> [Job] In the listing below, find every line containing "this" and copy it out.

(Records contained in a dataset)

________________________________________

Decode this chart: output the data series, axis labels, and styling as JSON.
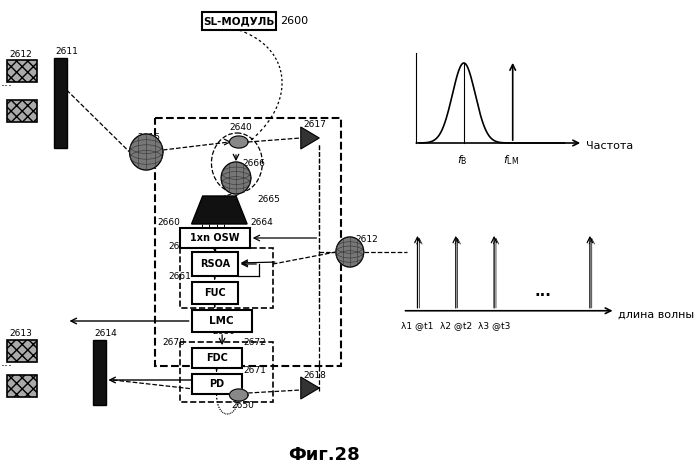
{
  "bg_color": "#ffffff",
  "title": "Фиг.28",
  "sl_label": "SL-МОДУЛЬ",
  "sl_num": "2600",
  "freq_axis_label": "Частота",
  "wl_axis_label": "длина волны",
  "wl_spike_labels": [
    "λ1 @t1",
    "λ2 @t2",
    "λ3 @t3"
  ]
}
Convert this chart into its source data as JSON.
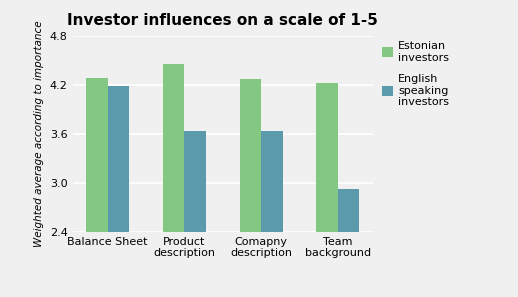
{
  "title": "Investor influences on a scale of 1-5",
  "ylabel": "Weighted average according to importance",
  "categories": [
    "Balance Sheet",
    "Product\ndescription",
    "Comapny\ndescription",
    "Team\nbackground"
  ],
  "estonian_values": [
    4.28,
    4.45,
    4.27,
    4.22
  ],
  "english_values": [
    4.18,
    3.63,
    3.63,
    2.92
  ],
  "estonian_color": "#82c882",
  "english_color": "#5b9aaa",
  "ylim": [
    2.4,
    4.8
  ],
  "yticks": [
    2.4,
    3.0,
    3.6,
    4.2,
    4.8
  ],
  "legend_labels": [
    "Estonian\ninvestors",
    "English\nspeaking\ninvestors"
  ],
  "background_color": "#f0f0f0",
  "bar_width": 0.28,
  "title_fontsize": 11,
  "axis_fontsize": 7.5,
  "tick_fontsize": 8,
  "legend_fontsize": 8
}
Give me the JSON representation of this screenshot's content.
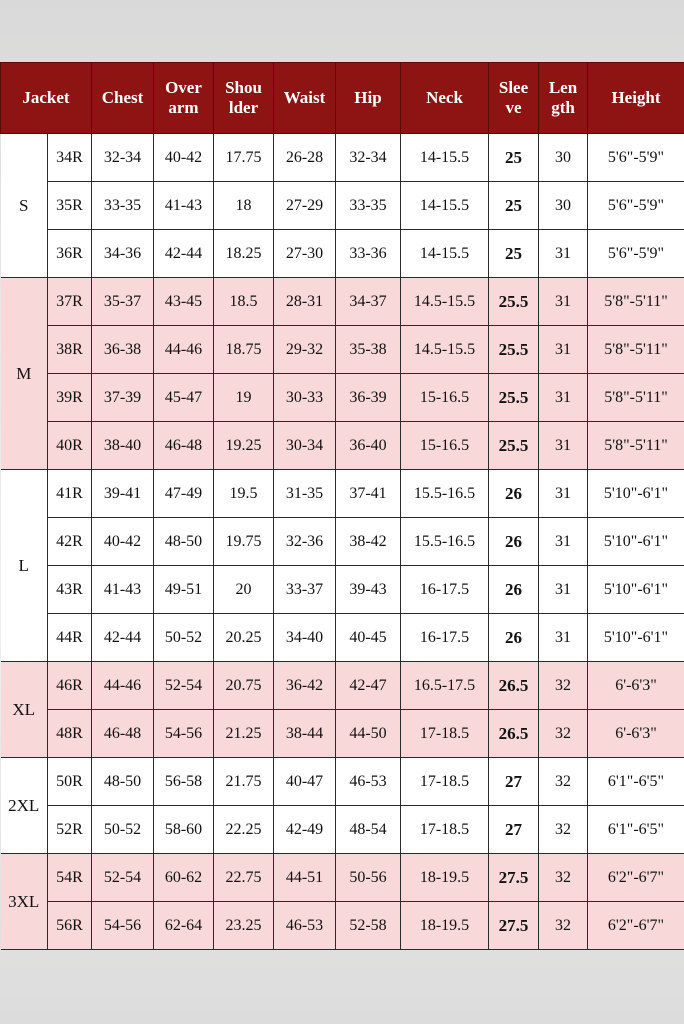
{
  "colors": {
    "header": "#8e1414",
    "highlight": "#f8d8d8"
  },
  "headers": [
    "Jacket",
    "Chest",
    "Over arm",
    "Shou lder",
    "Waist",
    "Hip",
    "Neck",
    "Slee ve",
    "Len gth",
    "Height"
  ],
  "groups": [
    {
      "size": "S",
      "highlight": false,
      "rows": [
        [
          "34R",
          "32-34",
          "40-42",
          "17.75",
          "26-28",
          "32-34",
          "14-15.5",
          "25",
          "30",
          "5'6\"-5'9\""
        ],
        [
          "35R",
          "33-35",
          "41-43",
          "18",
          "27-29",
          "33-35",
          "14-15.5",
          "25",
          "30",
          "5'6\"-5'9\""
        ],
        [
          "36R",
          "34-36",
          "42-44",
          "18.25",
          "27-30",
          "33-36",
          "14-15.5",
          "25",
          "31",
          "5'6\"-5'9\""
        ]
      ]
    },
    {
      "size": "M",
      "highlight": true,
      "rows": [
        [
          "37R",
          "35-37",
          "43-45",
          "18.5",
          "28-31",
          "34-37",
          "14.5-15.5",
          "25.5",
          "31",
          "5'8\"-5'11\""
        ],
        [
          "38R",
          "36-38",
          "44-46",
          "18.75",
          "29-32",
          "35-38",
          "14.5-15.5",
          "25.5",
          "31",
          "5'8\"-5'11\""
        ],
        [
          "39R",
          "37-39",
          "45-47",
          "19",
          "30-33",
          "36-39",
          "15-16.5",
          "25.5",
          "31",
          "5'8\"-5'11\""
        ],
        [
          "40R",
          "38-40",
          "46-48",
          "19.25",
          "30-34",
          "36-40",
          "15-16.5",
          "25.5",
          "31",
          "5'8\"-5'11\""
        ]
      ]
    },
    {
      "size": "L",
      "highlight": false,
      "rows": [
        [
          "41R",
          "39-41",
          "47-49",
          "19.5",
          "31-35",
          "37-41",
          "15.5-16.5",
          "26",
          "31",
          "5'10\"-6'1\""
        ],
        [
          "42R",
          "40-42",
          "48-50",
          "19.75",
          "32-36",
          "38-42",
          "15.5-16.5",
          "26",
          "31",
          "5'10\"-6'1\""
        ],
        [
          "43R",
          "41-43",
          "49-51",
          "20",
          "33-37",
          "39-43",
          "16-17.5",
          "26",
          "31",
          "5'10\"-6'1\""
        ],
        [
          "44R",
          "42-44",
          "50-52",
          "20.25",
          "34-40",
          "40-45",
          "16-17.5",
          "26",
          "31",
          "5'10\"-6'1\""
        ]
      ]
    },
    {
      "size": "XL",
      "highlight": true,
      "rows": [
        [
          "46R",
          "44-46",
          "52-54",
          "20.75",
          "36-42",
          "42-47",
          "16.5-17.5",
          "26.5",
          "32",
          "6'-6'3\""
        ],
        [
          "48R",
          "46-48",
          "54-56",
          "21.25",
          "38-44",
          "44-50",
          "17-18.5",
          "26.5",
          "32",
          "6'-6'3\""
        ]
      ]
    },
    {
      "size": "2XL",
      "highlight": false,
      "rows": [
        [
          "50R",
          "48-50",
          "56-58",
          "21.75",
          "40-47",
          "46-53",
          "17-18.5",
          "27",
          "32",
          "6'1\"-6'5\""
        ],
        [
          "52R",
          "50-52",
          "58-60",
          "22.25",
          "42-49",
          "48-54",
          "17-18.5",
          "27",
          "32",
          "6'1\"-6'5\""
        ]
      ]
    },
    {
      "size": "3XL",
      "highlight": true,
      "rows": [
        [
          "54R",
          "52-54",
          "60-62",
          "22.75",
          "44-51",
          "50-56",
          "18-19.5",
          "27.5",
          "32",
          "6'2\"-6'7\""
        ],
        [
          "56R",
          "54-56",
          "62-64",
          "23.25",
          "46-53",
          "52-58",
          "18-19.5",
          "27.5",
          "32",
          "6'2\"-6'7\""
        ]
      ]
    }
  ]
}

________________________________________

> [Complete response]
Decode this chart: output the data series, axis labels, and styling as JSON.
Convert this chart into its source data as JSON.
Give me the JSON representation of this screenshot's content.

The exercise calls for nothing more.